-- Set exercise --
Your copy of the material below should match it exactly, except that it holds no pictures.

-- Entries provided --
--------

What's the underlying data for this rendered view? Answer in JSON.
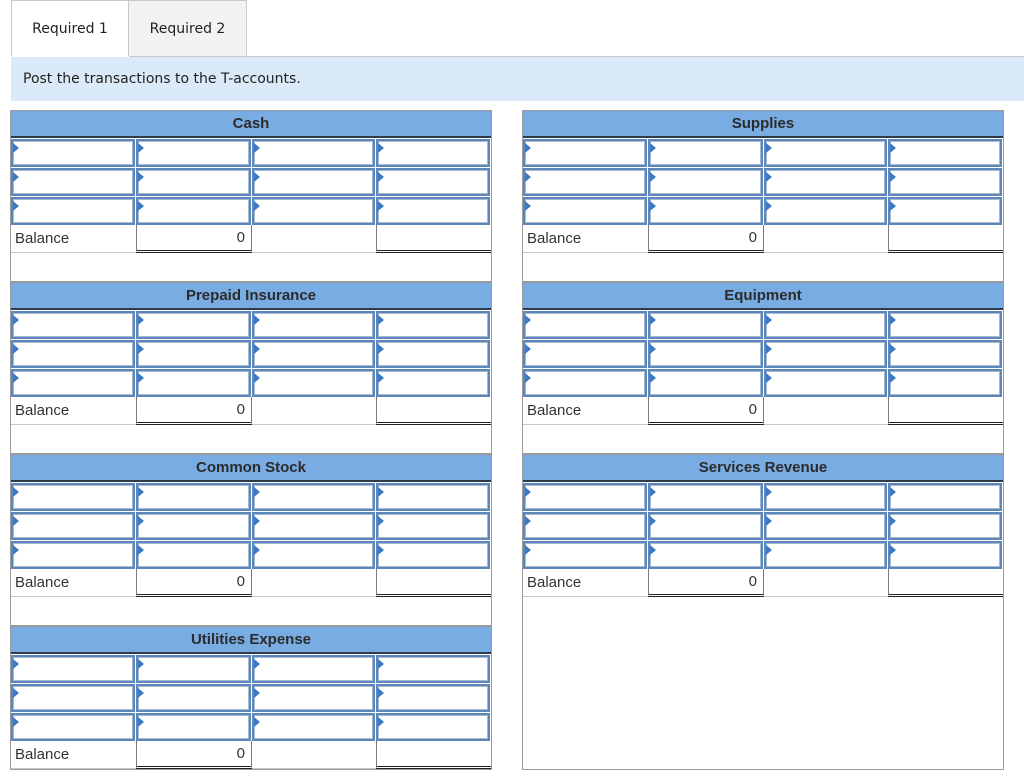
{
  "tabs": [
    {
      "label": "Required 1",
      "active": true
    },
    {
      "label": "Required 2",
      "active": false
    }
  ],
  "instruction": "Post the transactions to the T-accounts.",
  "balance_label": "Balance",
  "accounts_left": [
    {
      "title": "Cash",
      "balance_debit": "0",
      "balance_credit": ""
    },
    {
      "title": "Prepaid Insurance",
      "balance_debit": "0",
      "balance_credit": ""
    },
    {
      "title": "Common Stock",
      "balance_debit": "0",
      "balance_credit": ""
    },
    {
      "title": "Utilities Expense",
      "balance_debit": "0",
      "balance_credit": ""
    }
  ],
  "accounts_right": [
    {
      "title": "Supplies",
      "balance_debit": "0",
      "balance_credit": ""
    },
    {
      "title": "Equipment",
      "balance_debit": "0",
      "balance_credit": ""
    },
    {
      "title": "Services Revenue",
      "balance_debit": "0",
      "balance_credit": ""
    }
  ],
  "entry_rows_per_account": 3,
  "entry_columns": [
    "debit-description",
    "debit-amount",
    "credit-description",
    "credit-amount"
  ]
}
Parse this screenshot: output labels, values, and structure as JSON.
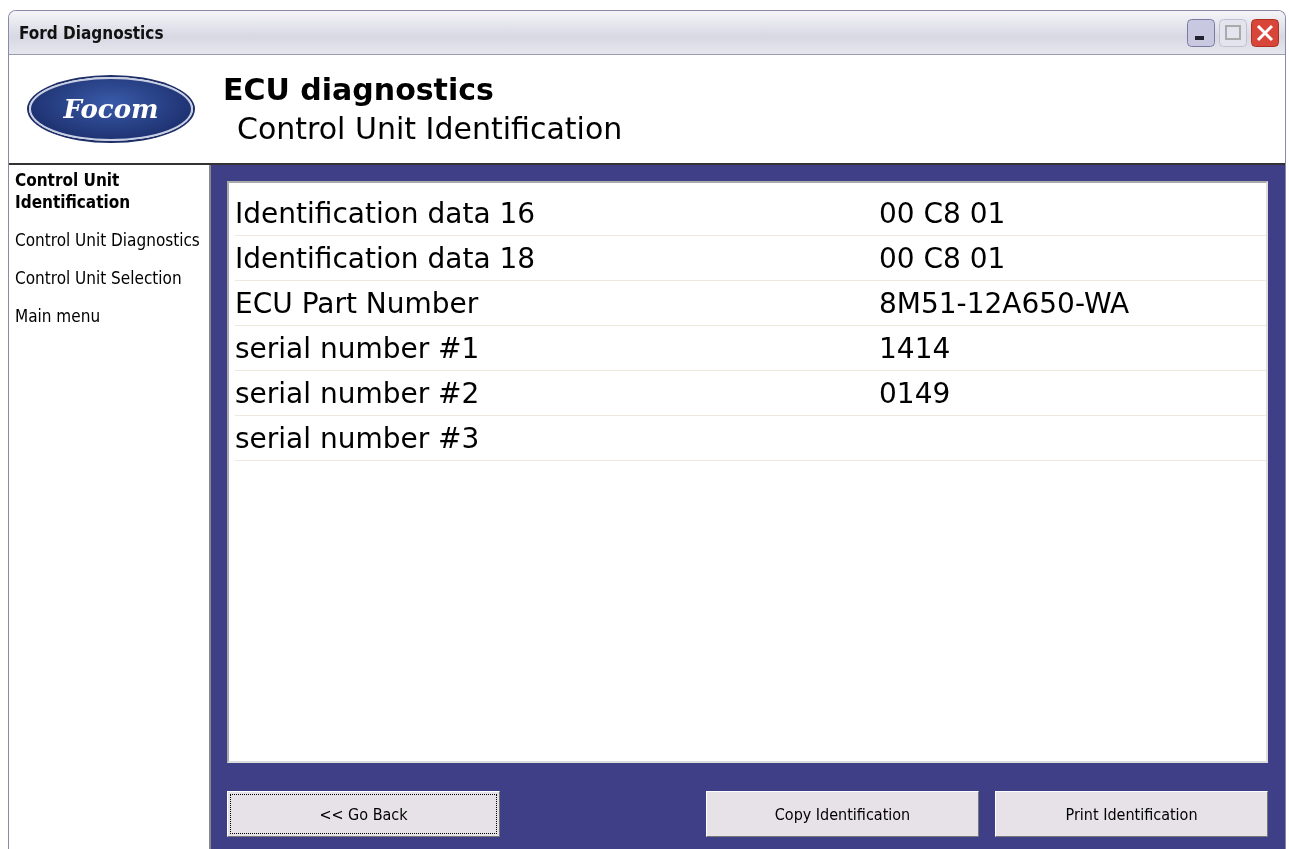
{
  "window": {
    "title": "Ford Diagnostics"
  },
  "header": {
    "logo_text": "Focom",
    "title": "ECU diagnostics",
    "subtitle": "Control Unit Identification"
  },
  "sidebar": {
    "items": [
      {
        "label": "Control Unit Identification",
        "selected": true
      },
      {
        "label": "Control Unit Diagnostics",
        "selected": false
      },
      {
        "label": "Control Unit Selection",
        "selected": false
      },
      {
        "label": "Main menu",
        "selected": false
      }
    ]
  },
  "table": {
    "rows": [
      {
        "label": "Identification data 16",
        "value": "00 C8 01"
      },
      {
        "label": "Identification data 18",
        "value": "00 C8 01"
      },
      {
        "label": "ECU Part Number",
        "value": "8M51-12A650-WA"
      },
      {
        "label": "serial number #1",
        "value": "1414"
      },
      {
        "label": "serial number #2",
        "value": "0149"
      },
      {
        "label": "serial number #3"
      }
    ]
  },
  "buttons": [
    {
      "label": "<< Go Back",
      "focused": true
    },
    {
      "label": "Copy Identification",
      "focused": false
    },
    {
      "label": "Print Identification",
      "focused": false
    }
  ]
}
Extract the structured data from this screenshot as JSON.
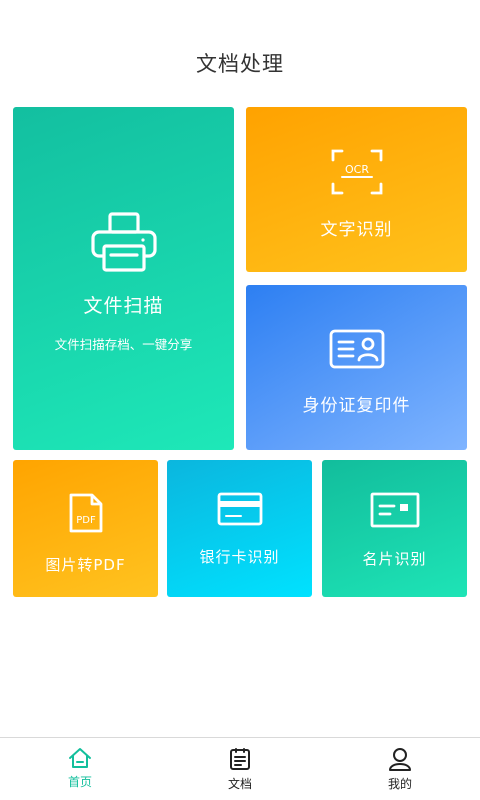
{
  "header": {
    "title": "文档处理"
  },
  "tiles": {
    "scan": {
      "label": "文件扫描",
      "sub": "文件扫描存档、一键分享",
      "icon": "printer-icon"
    },
    "ocr": {
      "label": "文字识别",
      "icon_text": "OCR",
      "icon": "ocr-scan-icon"
    },
    "id_copy": {
      "label": "身份证复印件",
      "icon": "id-card-icon"
    },
    "pdf": {
      "label": "图片转PDF",
      "icon_text": "PDF",
      "icon": "pdf-file-icon"
    },
    "bank": {
      "label": "银行卡识别",
      "icon": "bank-card-icon"
    },
    "business_card": {
      "label": "名片识别",
      "icon": "business-card-icon"
    }
  },
  "tabbar": {
    "items": [
      {
        "label": "首页",
        "icon": "home-icon",
        "active": true
      },
      {
        "label": "文档",
        "icon": "document-list-icon",
        "active": false
      },
      {
        "label": "我的",
        "icon": "user-icon",
        "active": false
      }
    ]
  },
  "colors": {
    "accent": "#13bf9c",
    "scan_tile": "#13bfa0",
    "ocr_tile": "#ffa200",
    "id_tile": "#2d7ff2",
    "pdf_tile": "#ffa400",
    "bank_tile": "#0bb6de",
    "business_card_tile": "#12bd9c"
  }
}
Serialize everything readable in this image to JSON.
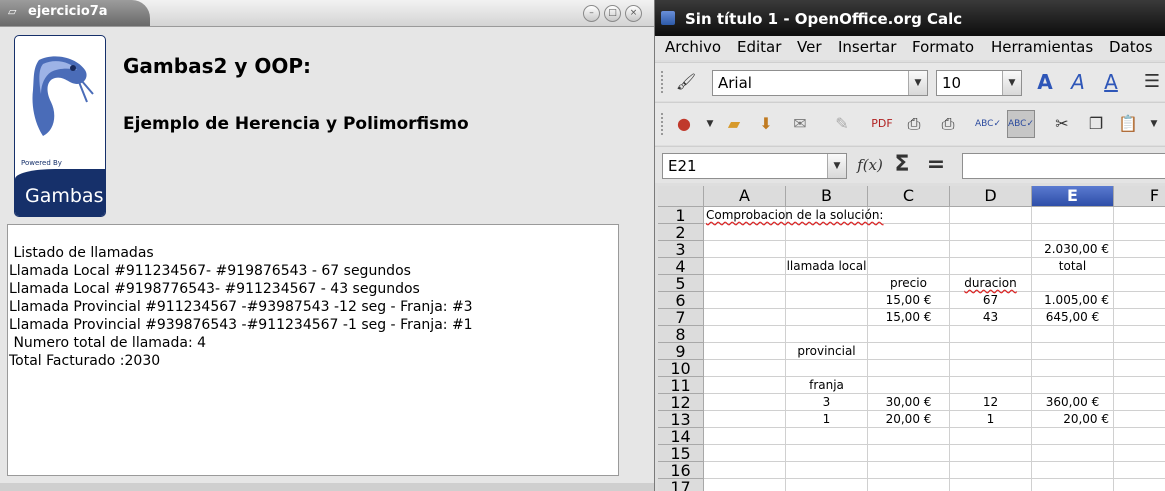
{
  "gambas_window": {
    "title": "ejercicio7a",
    "logo": {
      "powered_by": "Powered By",
      "name": "Gambas"
    },
    "heading": "Gambas2 y OOP:",
    "subheading": "Ejemplo de Herencia y Polimorfismo",
    "output_lines": [
      " Listado de llamadas",
      "Llamada Local #911234567- #919876543 - 67 segundos",
      "Llamada Local #9198776543- #911234567 - 43 segundos",
      "Llamada Provincial #911234567 -#93987543 -12 seg - Franja: #3",
      "Llamada Provincial #939876543 -#911234567 -1 seg - Franja: #1",
      " Numero total de llamada: 4",
      "Total Facturado :2030"
    ]
  },
  "calc_window": {
    "title": "Sin título 1 - OpenOffice.org Calc",
    "menu": [
      "Archivo",
      "Editar",
      "Ver",
      "Insertar",
      "Formato",
      "Herramientas",
      "Datos"
    ],
    "font_name": "Arial",
    "font_size": "10",
    "name_box": "E21",
    "formula_value": "",
    "columns": [
      "A",
      "B",
      "C",
      "D",
      "E",
      "F"
    ],
    "selected_column": "E",
    "rows": [
      "1",
      "2",
      "3",
      "4",
      "5",
      "6",
      "7",
      "8",
      "9",
      "10",
      "11",
      "12",
      "13",
      "14",
      "15",
      "16",
      "17"
    ],
    "cells": {
      "A1": "Comprobacion de la solución:",
      "E3": "2.030,00 €",
      "B4": "llamada local",
      "E4": "total",
      "C5": "precio",
      "D5": "duracion",
      "C6": "15,00 €",
      "D6": "67",
      "E6": "1.005,00 €",
      "C7": "15,00 €",
      "D7": "43",
      "E7": "645,00 €",
      "B9": "provincial",
      "B11": "franja",
      "B12": "3",
      "C12": "30,00 €",
      "D12": "12",
      "E12": "360,00 €",
      "B13": "1",
      "C13": "20,00 €",
      "D13": "1",
      "E13": "20,00 €"
    }
  }
}
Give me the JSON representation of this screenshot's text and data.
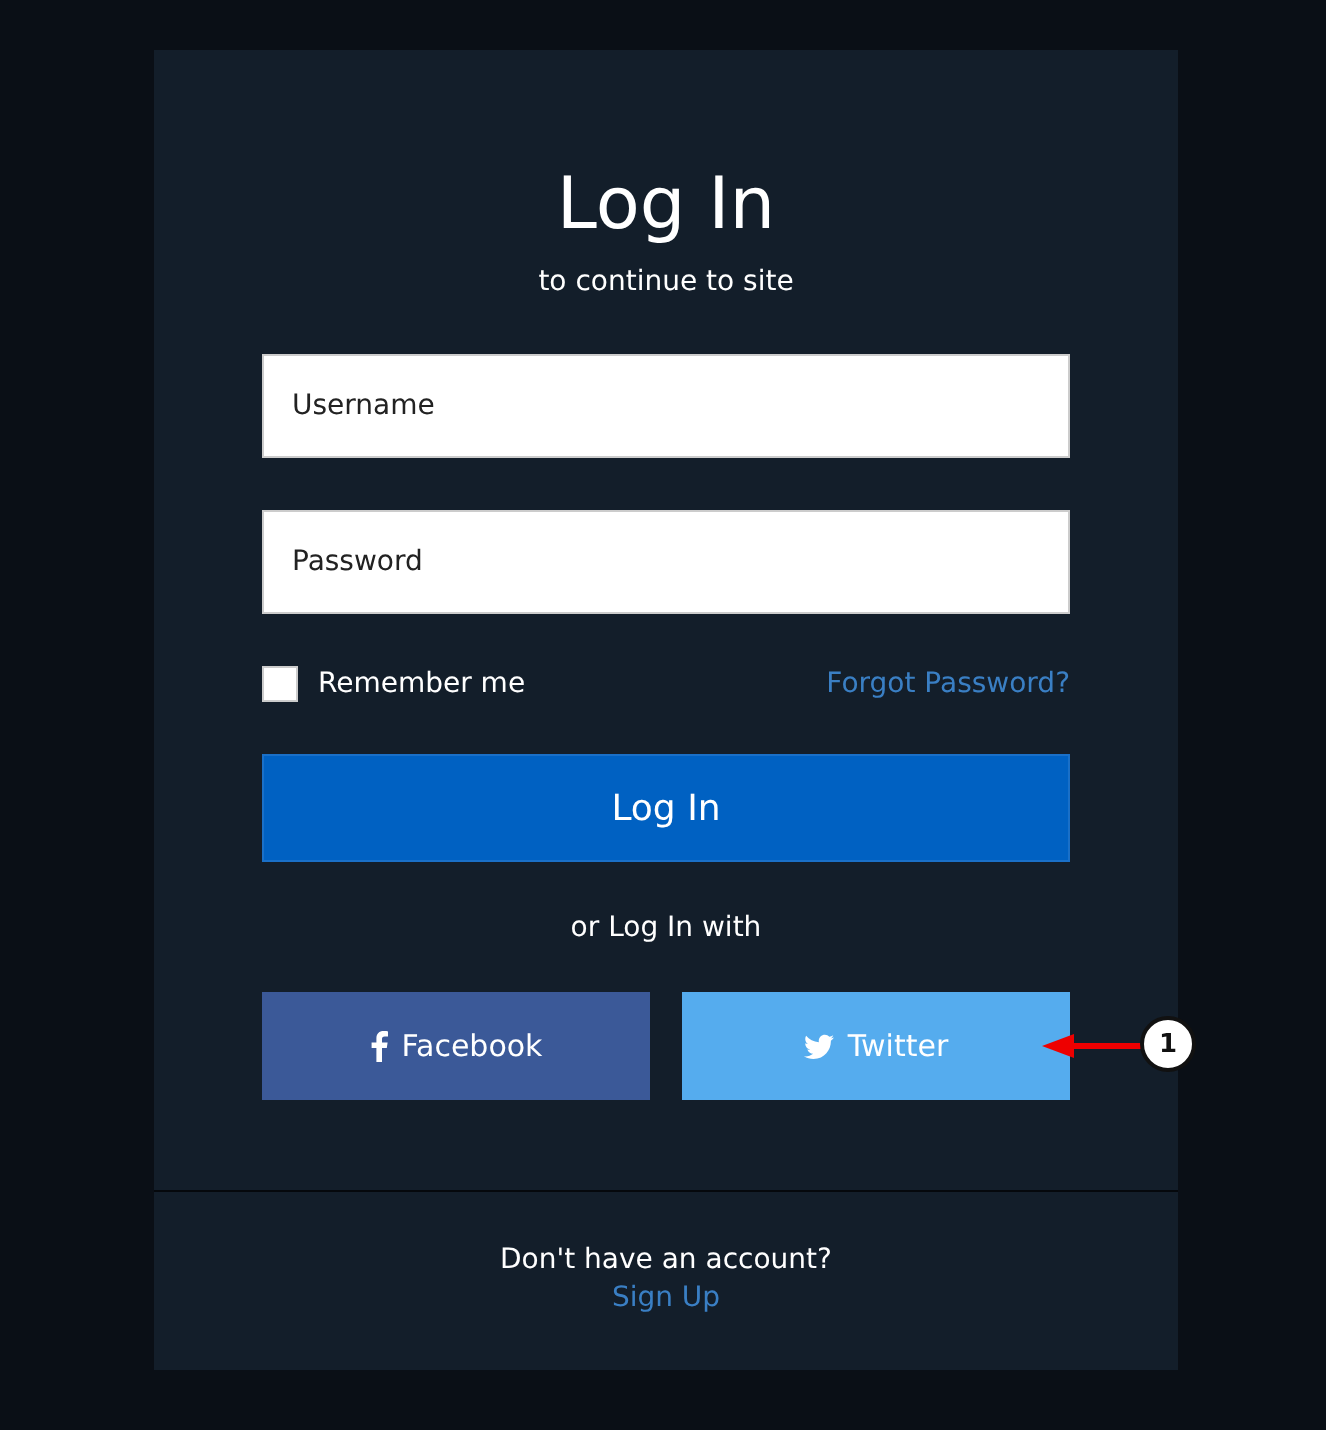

--------

-- Reply --
What's the underlying data for this rendered view? Answer in JSON.
{
  "tabs": [
    {
      "label": "Required 1",
      "active": true
    },
    {
      "label": "Required 2",
      "active": false
    }
  ],
  "instruction": "Post the transactions to the T-accounts.",
  "balance_label": "Balance",
  "accounts_left": [
    {
      "title": "Cash",
      "balance_debit": "0",
      "balance_credit": ""
    },
    {
      "title": "Prepaid Insurance",
      "balance_debit": "0",
      "balance_credit": ""
    },
    {
      "title": "Common Stock",
      "balance_debit": "0",
      "balance_credit": ""
    },
    {
      "title": "Utilities Expense",
      "balance_debit": "0",
      "balance_credit": ""
    }
  ],
  "accounts_right": [
    {
      "title": "Supplies",
      "balance_debit": "0",
      "balance_credit": ""
    },
    {
      "title": "Equipment",
      "balance_debit": "0",
      "balance_credit": ""
    },
    {
      "title": "Services Revenue",
      "balance_debit": "0",
      "balance_credit": ""
    }
  ],
  "entry_rows_per_account": 3,
  "entry_columns": [
    "debit-description",
    "debit-amount",
    "credit-description",
    "credit-amount"
  ]
}
Parse this screenshot: output labels, values, and structure as JSON.
{
  "window": {
    "title": "Ford Diagnostics"
  },
  "header": {
    "logo_text": "Focom",
    "title": "ECU diagnostics",
    "subtitle": "Control Unit Identification"
  },
  "sidebar": {
    "items": [
      {
        "label": "Control Unit Identification",
        "selected": true
      },
      {
        "label": "Control Unit Diagnostics",
        "selected": false
      },
      {
        "label": "Control Unit Selection",
        "selected": false
      },
      {
        "label": "Main menu",
        "selected": false
      }
    ]
  },
  "table": {
    "rows": [
      {
        "label": "Identification data 16",
        "value": "00 C8 01"
      },
      {
        "label": "Identification data 18",
        "value": "00 C8 01"
      },
      {
        "label": "ECU Part Number",
        "value": "8M51-12A650-WA"
      },
      {
        "label": "serial number #1",
        "value": "1414"
      },
      {
        "label": "serial number #2",
        "value": "0149"
      },
      {
        "label": "serial number #3"
      }
    ]
  },
  "buttons": [
    {
      "label": "<< Go Back",
      "focused": true
    },
    {
      "label": "Copy Identification",
      "focused": false
    },
    {
      "label": "Print Identification",
      "focused": false
    }
  ]
}
Extract the structured data from this screenshot as JSON.
{
  "header": {
    "title": "文档处理"
  },
  "tiles": {
    "scan": {
      "label": "文件扫描",
      "sub": "文件扫描存档、一键分享",
      "icon": "printer-icon"
    },
    "ocr": {
      "label": "文字识别",
      "icon_text": "OCR",
      "icon": "ocr-scan-icon"
    },
    "id_copy": {
      "label": "身份证复印件",
      "icon": "id-card-icon"
    },
    "pdf": {
      "label": "图片转PDF",
      "icon_text": "PDF",
      "icon": "pdf-file-icon"
    },
    "bank": {
      "label": "银行卡识别",
      "icon": "bank-card-icon"
    },
    "business_card": {
      "label": "名片识别",
      "icon": "business-card-icon"
    }
  },
  "tabbar": {
    "items": [
      {
        "label": "首页",
        "icon": "home-icon",
        "active": true
      },
      {
        "label": "文档",
        "icon": "document-list-icon",
        "active": false
      },
      {
        "label": "我的",
        "icon": "user-icon",
        "active": false
      }
    ]
  },
  "colors": {
    "accent": "#13bf9c",
    "scan_tile": "#13bfa0",
    "ocr_tile": "#ffa200",
    "id_tile": "#2d7ff2",
    "pdf_tile": "#ffa400",
    "bank_tile": "#0bb6de",
    "business_card_tile": "#12bd9c"
  }
}
Serialize everything readable in this image to JSON.
{
  "gambas_window": {
    "title": "ejercicio7a",
    "logo": {
      "powered_by": "Powered By",
      "name": "Gambas"
    },
    "heading": "Gambas2 y OOP:",
    "subheading": "Ejemplo de Herencia y Polimorfismo",
    "output_lines": [
      " Listado de llamadas",
      "Llamada Local #911234567- #919876543 - 67 segundos",
      "Llamada Local #9198776543- #911234567 - 43 segundos",
      "Llamada Provincial #911234567 -#93987543 -12 seg - Franja: #3",
      "Llamada Provincial #939876543 -#911234567 -1 seg - Franja: #1",
      " Numero total de llamada: 4",
      "Total Facturado :2030"
    ]
  },
  "calc_window": {
    "title": "Sin título 1 - OpenOffice.org Calc",
    "menu": [
      "Archivo",
      "Editar",
      "Ver",
      "Insertar",
      "Formato",
      "Herramientas",
      "Datos"
    ],
    "font_name": "Arial",
    "font_size": "10",
    "name_box": "E21",
    "formula_value": "",
    "columns": [
      "A",
      "B",
      "C",
      "D",
      "E",
      "F"
    ],
    "selected_column": "E",
    "rows": [
      "1",
      "2",
      "3",
      "4",
      "5",
      "6",
      "7",
      "8",
      "9",
      "10",
      "11",
      "12",
      "13",
      "14",
      "15",
      "16",
      "17"
    ],
    "cells": {
      "A1": "Comprobacion de la solución:",
      "E3": "2.030,00 €",
      "B4": "llamada local",
      "E4": "total",
      "C5": "precio",
      "D5": "duracion",
      "C6": "15,00 €",
      "D6": "67",
      "E6": "1.005,00 €",
      "C7": "15,00 €",
      "D7": "43",
      "E7": "645,00 €",
      "B9": "provincial",
      "B11": "franja",
      "B12": "3",
      "C12": "30,00 €",
      "D12": "12",
      "E12": "360,00 €",
      "B13": "1",
      "C13": "20,00 €",
      "D13": "1",
      "E13": "20,00 €"
    }
  }
}
Give me the JSON representation of this screenshot's text and data.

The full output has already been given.